GOAL >> Retype all the records with nothing changed.

DATA IN THIS EXERCISE >>
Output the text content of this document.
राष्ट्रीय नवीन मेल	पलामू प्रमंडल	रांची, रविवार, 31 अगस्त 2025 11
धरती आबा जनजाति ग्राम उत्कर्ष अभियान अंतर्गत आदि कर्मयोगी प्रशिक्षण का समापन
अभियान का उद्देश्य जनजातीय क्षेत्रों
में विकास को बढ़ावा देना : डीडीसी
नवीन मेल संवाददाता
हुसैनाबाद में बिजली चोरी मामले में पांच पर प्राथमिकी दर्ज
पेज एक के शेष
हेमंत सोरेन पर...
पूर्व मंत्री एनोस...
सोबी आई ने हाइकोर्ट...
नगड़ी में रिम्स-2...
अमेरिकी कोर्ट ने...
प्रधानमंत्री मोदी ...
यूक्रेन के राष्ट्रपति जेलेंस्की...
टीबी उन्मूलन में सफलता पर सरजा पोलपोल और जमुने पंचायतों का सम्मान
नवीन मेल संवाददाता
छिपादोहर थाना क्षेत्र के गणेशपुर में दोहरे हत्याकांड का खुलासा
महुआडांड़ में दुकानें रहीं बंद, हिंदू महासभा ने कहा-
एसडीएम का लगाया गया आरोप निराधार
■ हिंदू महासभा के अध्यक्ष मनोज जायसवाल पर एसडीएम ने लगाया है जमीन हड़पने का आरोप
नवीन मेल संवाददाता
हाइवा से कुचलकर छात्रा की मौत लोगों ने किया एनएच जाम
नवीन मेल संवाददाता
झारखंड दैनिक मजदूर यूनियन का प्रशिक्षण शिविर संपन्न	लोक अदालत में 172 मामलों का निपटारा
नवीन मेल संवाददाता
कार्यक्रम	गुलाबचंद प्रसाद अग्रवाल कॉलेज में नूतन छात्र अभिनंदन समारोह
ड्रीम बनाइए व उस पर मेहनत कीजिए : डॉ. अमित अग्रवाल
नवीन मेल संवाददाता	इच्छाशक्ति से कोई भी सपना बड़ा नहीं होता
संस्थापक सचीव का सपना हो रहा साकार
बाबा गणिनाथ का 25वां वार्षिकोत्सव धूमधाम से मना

THE RESULT >>
Output the text content of this document.
राष्ट्रीय नवीन मेल	पलामू प्रमंडल	रांची, रविवार, 31 अगस्त 2025 11
धरती आबा जनजाति ग्राम उत्कर्ष अभियान अंतर्गत आदि कर्मयोगी प्रशिक्षण का समापन
अभियान का उद्देश्य जनजातीय क्षेत्रों
में विकास को बढ़ावा देना : डीडीसी
नवीन मेल संवाददाता
हुसैनाबाद में बिजली चोरी मामले में पांच पर प्राथमिकी दर्ज
पेज एक के शेष
हेमंत सोरेन पर...
पूर्व मंत्री एनोस...
सोबी आई ने हाइकोर्ट...
नगड़ी में रिम्स-2...
अमेरिकी कोर्ट ने...
प्रधानमंत्री मोदी ...
यूक्रेन के राष्ट्रपति जेलेंस्की...
टीबी उन्मूलन में सफलता पर सरजा पोलपोल और जमुने पंचायतों का सम्मान
नवीन मेल संवाददाता
छिपादोहर थाना क्षेत्र के गणेशपुर में दोहरे हत्याकांड का खुलासा
महुआडांड़ में दुकानें रहीं बंद, हिंदू महासभा ने कहा-
एसडीएम का लगाया गया आरोप निराधार
■ हिंदू महासभा के अध्यक्ष मनोज जायसवाल पर एसडीएम ने लगाया है जमीन हड़पने का आरोप
नवीन मेल संवाददाता
हाइवा से कुचलकर छात्रा की मौत लोगों ने किया एनएच जाम
नवीन मेल संवाददाता
झारखंड दैनिक मजदूर यूनियन का प्रशिक्षण शिविर संपन्न	लोक अदालत में 172 मामलों का निपटारा
नवीन मेल संवाददाता
कार्यक्रम	गुलाबचंद प्रसाद अग्रवाल कॉलेज में नूतन छात्र अभिनंदन समारोह
ड्रीम बनाइए व उस पर मेहनत कीजिए : डॉ. अमित अग्रवाल
नवीन मेल संवाददाता	इच्छाशक्ति से कोई भी सपना बड़ा नहीं होता
संस्थापक सचीव का सपना हो रहा साकार
बाबा गणिनाथ का 25वां वार्षिकोत्सव धूमधाम से मना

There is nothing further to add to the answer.